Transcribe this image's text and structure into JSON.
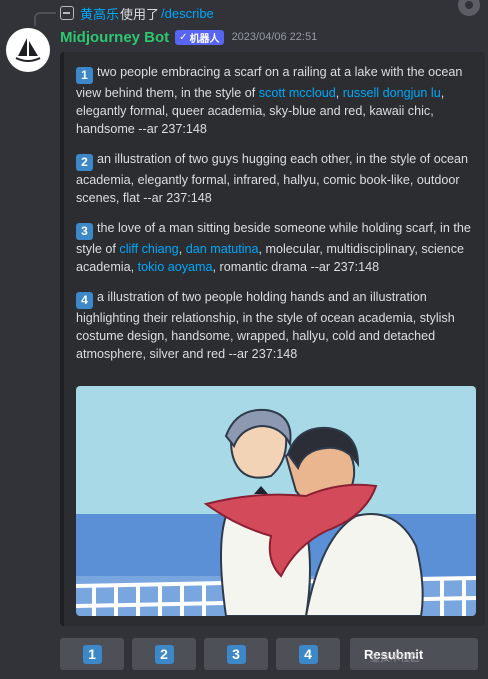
{
  "reply": {
    "user": "黄高乐",
    "used": "使用了",
    "command": "/describe"
  },
  "author": {
    "name": "Midjourney Bot",
    "badge": "机器人",
    "badge_check": "✓",
    "timestamp": "2023/04/06 22:51"
  },
  "prompts": [
    {
      "num": "1",
      "parts": [
        {
          "t": "two people embracing a scarf on a railing at a lake with the ocean view behind them, in the style of ",
          "link": false
        },
        {
          "t": "scott mccloud",
          "link": true
        },
        {
          "t": ", ",
          "link": false
        },
        {
          "t": "russell dongjun lu",
          "link": true
        },
        {
          "t": ", elegantly formal, queer academia, sky-blue and red, kawaii chic, handsome --ar 237:148",
          "link": false
        }
      ]
    },
    {
      "num": "2",
      "parts": [
        {
          "t": "an illustration of two guys hugging each other, in the style of ocean academia, elegantly formal, infrared, hallyu, comic book-like, outdoor scenes, flat --ar 237:148",
          "link": false
        }
      ]
    },
    {
      "num": "3",
      "parts": [
        {
          "t": "the love of a man sitting beside someone while holding scarf, in the style of ",
          "link": false
        },
        {
          "t": "cliff chiang",
          "link": true
        },
        {
          "t": ", ",
          "link": false
        },
        {
          "t": "dan matutina",
          "link": true
        },
        {
          "t": ", molecular, multidisciplinary, science academia, ",
          "link": false
        },
        {
          "t": "tokio aoyama",
          "link": true
        },
        {
          "t": ", romantic drama --ar 237:148",
          "link": false
        }
      ]
    },
    {
      "num": "4",
      "parts": [
        {
          "t": "a illustration of two people holding hands and an illustration highlighting their relationship, in the style of ocean academia, stylish costume design, handsome, wrapped, hallyu, cold and detached atmosphere, silver and red --ar 237:148",
          "link": false
        }
      ]
    }
  ],
  "buttons": {
    "b1": "1",
    "b2": "2",
    "b3": "3",
    "b4": "4",
    "resubmit": "Resubmit"
  },
  "watermark": "金技术社区",
  "colors": {
    "background": "#313338",
    "embed_bg": "#2b2d31",
    "link": "#00a8fc",
    "bot_name": "#2dc770",
    "bot_badge": "#5865f2",
    "number_badge": "#3d88c9",
    "button": "#4e5058"
  },
  "icons": [
    "reply-command-icon",
    "midjourney-sailboat-icon",
    "verified-check-icon",
    "emoji-react-icon"
  ]
}
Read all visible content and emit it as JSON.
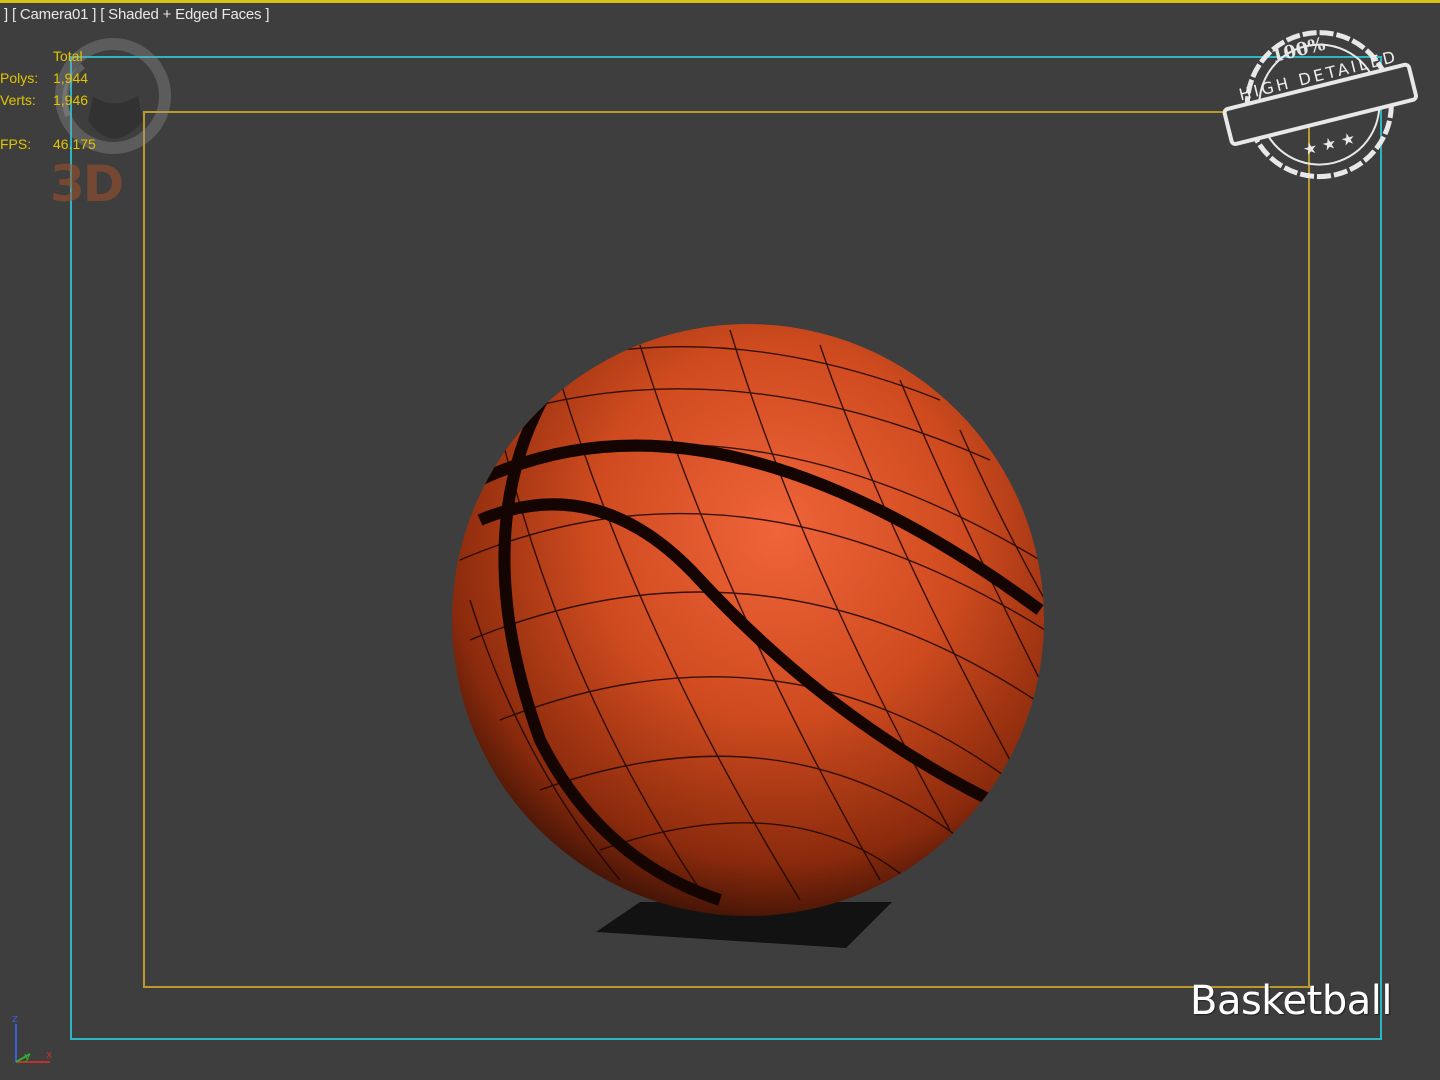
{
  "viewport": {
    "label_parts": [
      "]",
      "[ Camera01 ]",
      "[ Shaded + Edged Faces ]"
    ],
    "border_color": "#d4c21a"
  },
  "stats": {
    "header": "Total",
    "polys_label": "Polys:",
    "polys_value": "1,944",
    "verts_label": "Verts:",
    "verts_value": "1,946",
    "fps_label": "FPS:",
    "fps_value": "46.175",
    "color": "#e2c500"
  },
  "watermark": {
    "logo_text": "3D",
    "icon": "headphones-logo-icon"
  },
  "stamp": {
    "top_text": "100%",
    "band_text": "HIGH DETAILED",
    "icon": "stamp-badge-icon"
  },
  "model": {
    "caption": "Basketball",
    "icon": "basketball-model",
    "color": "#c8471e"
  },
  "axis": {
    "z": "z",
    "y": "y",
    "x": "x"
  },
  "frames": {
    "safe_outer_color": "#2bb6c4",
    "safe_inner_color": "#b99a2a"
  }
}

§ Task to carry out
Extract all lines containing the word "people".

§ Solution for this problem
          "t": "two people embracing a scarf on a railing at a lake with the ocean view behind them, in the style of ",
          "t": "a illustration of two people holding hands and an illustration highlighting their relationship, in the style of ocean academia, stylish costume design, handsome, wrapped, hallyu, cold and detached atmosphere, silver and red --ar 237:148",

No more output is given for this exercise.